DOCUMENT SOURCE:
Je reproduis ici une interview avec Roland Campiche publiée par le magazine Migros, mettant en rouge les éléments concernant l’islam, et ajoutant à la fin mon propre commentaire.
Ancien directeur de l’Observatoire des religions en Suisse, Roland Campiche revient sur la votation anti-minarets une année après et se penche sur les croyances des Suisses qui, s’ils ont quitté l’Eglise, n’ont pas fini de se référer à une tradition religieuse.
Cela fait une année que la Suisse a voté l’interdiction des minarets. Qu’est-ce que ce résultat a révélé sur le rapport des Suisses à la religion?
Un attachement à la culture chrétienne. On ne parle pas ici de la participation aux institutions, à l’Eglise, mais d’une référence un peu vague à une tradition religieuse, qui a des caractéristiques culturelles, affectives, familiales, identitaires. On retrouve cet attachement dans d’autres sociétés. Par exemple au Québec, qui a une culture catholique, il en va de même en France. Chez nous, le christianisme reste une culture très présente. Au tournant des années 2000, 85% de la population suisse se disait proche du christianisme, 5% de l’islam. L’islam apparaît comme une religion étrange et étrangère. Les gens se disent hostiles à la religion quand ils voient qu’elle mène à la violence. Même si ce n’est qu’une petite minorité qui fomente la violence dans l’islam, ce point constitue une pierre d’achoppement.
Le «oui» des Suisses vous a-t-il étonné?

Entrées d'éléments annotées
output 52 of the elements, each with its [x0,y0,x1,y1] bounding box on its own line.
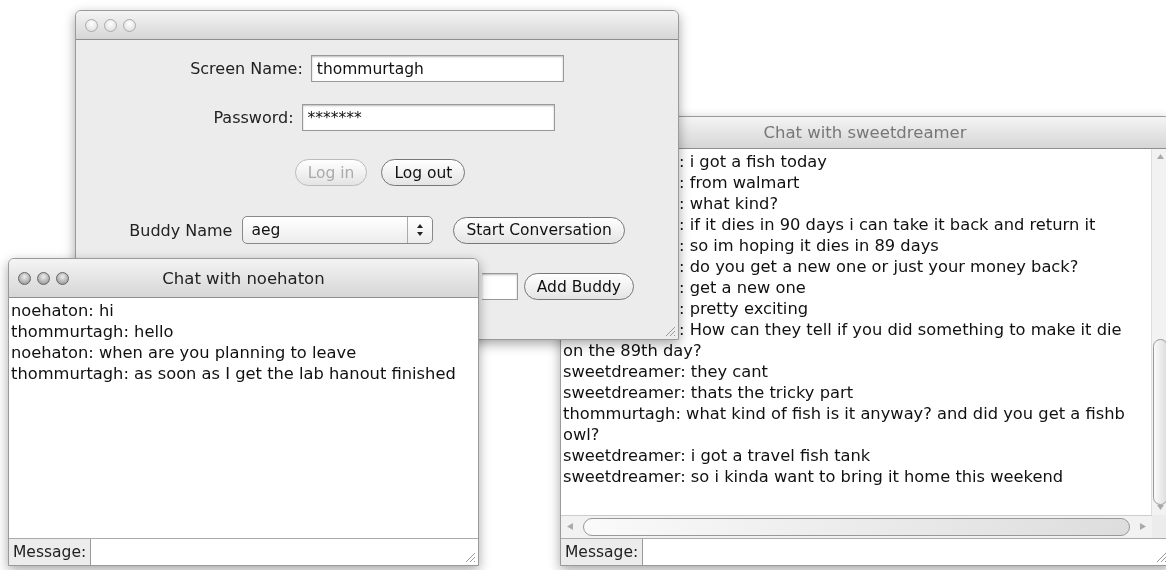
message-label: Message: [561,539,643,565]
start-conversation-button[interactable]: Start Conversation [453,216,625,244]
scroll-up-icon[interactable] [1156,153,1165,160]
chat-line: sweetdreamer: so i kinda want to bring it home this weekend [563,466,1064,487]
chat-line: : if it dies in 90 days i can take it back and return it [679,214,1096,235]
log-out-button[interactable]: Log out [381,159,466,186]
vertical-scrollbar[interactable] [1151,149,1166,515]
message-field[interactable] [90,539,478,565]
chat-line: : How can they tell if you did something to make it die [679,319,1122,340]
chat-line: : pretty exciting [679,298,809,319]
scroll-left-icon[interactable] [566,523,575,530]
chat-line: thommurtagh: hello [11,321,174,342]
window-control-icon[interactable] [104,18,117,32]
window-control-icon[interactable] [85,18,98,32]
chat-line: : so im hoping it dies in 89 days [679,235,939,256]
chat-line: : get a new one [679,277,806,298]
resize-grip-icon[interactable] [463,550,476,563]
message-label: Message: [9,539,91,565]
window-control-icon[interactable] [18,271,31,285]
text-field[interactable]: ******* [301,104,555,131]
field-label: Buddy Name [129,220,233,240]
message-field[interactable] [642,539,1166,565]
text-field[interactable]: thommurtagh [310,55,564,82]
buddy-field[interactable] [481,273,518,300]
resize-grip-icon[interactable] [1154,550,1166,563]
field-label: Password: [213,108,294,127]
chat-line: noehaton: hi [11,300,114,321]
chat-line: : i got a fish today [679,151,827,172]
add-buddy-button[interactable]: Add Buddy [523,273,634,300]
buddy-select[interactable]: aeg [242,216,434,244]
chat-line: noehaton: when are you planning to leave [11,342,357,363]
chat-line: : from walmart [679,172,800,193]
chat-line: : what kind? [679,193,779,214]
window-title: Chat with noehaton [162,268,325,288]
window-control-icon[interactable] [37,271,50,285]
chat-line: sweetdreamer: i got a travel fish tank [563,445,871,466]
resize-grip-icon[interactable] [663,324,676,337]
chat-line: owl? [563,424,600,445]
chat-line: thommurtagh: as soon as I get the lab hanout finished [11,363,456,384]
scroll-thumb[interactable] [1153,339,1166,505]
scroll-thumb[interactable] [583,518,1130,536]
window-title: Chat with sweetdreamer [763,123,967,142]
window-control-icon[interactable] [123,18,136,32]
chat-line: : do you get a new one or just your money back? [679,256,1079,277]
chat-line: sweetdreamer: thats the tricky part [563,382,854,403]
scroll-right-icon[interactable] [1138,523,1147,530]
field-label: Screen Name: [190,59,303,78]
horizontal-scrollbar[interactable] [561,515,1152,538]
chat-line: sweetdreamer: they cant [563,361,768,382]
chat-line: thommurtagh: what kind of fish is it anyway? and did you get a fishb [563,403,1125,424]
chat-line: on the 89th day? [563,340,702,361]
window-control-icon[interactable] [56,271,69,285]
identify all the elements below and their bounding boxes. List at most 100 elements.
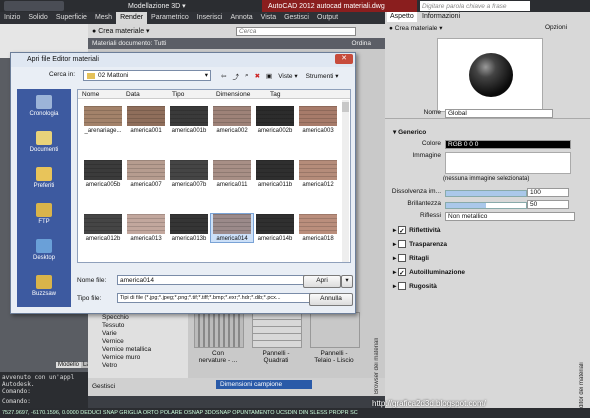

CONSIGNE: Recopiez intégralement, sans la moindre modification, l'entretien ci-dessus sur la votation anti-minarets.

RÉPONSE:
Je reproduis ici une interview avec Roland Campiche publiée par le magazine Migros, mettant en rouge les éléments concernant l’islam, et ajoutant à la fin mon propre commentaire.
Ancien directeur de l’Observatoire des religions en Suisse, Roland Campiche revient sur la votation anti-minarets une année après et se penche sur les croyances des Suisses qui, s’ils ont quitté l’Eglise, n’ont pas fini de se référer à une tradition religieuse.
Cela fait une année que la Suisse a voté l’interdiction des minarets. Qu’est-ce que ce résultat a révélé sur le rapport des Suisses à la religion?
Un attachement à la culture chrétienne. On ne parle pas ici de la participation aux institutions, à l’Eglise, mais d’une référence un peu vague à une tradition religieuse, qui a des caractéristiques culturelles, affectives, familiales, identitaires. On retrouve cet attachement dans d’autres sociétés. Par exemple au Québec, qui a une culture catholique, il en va de même en France. Chez nous, le christianisme reste une culture très présente. Au tournant des années 2000, 85% de la population suisse se disait proche du christianisme, 5% de l’islam. L’islam apparaît comme une religion étrange et étrangère. Les gens se disent hostiles à la religion quand ils voient qu’elle mène à la violence. Même si ce n’est qu’une petite minorité qui fomente la violence dans l’islam, ce point constitue une pierre d’achoppement.
Le «oui» des Suisses vous a-t-il étonné?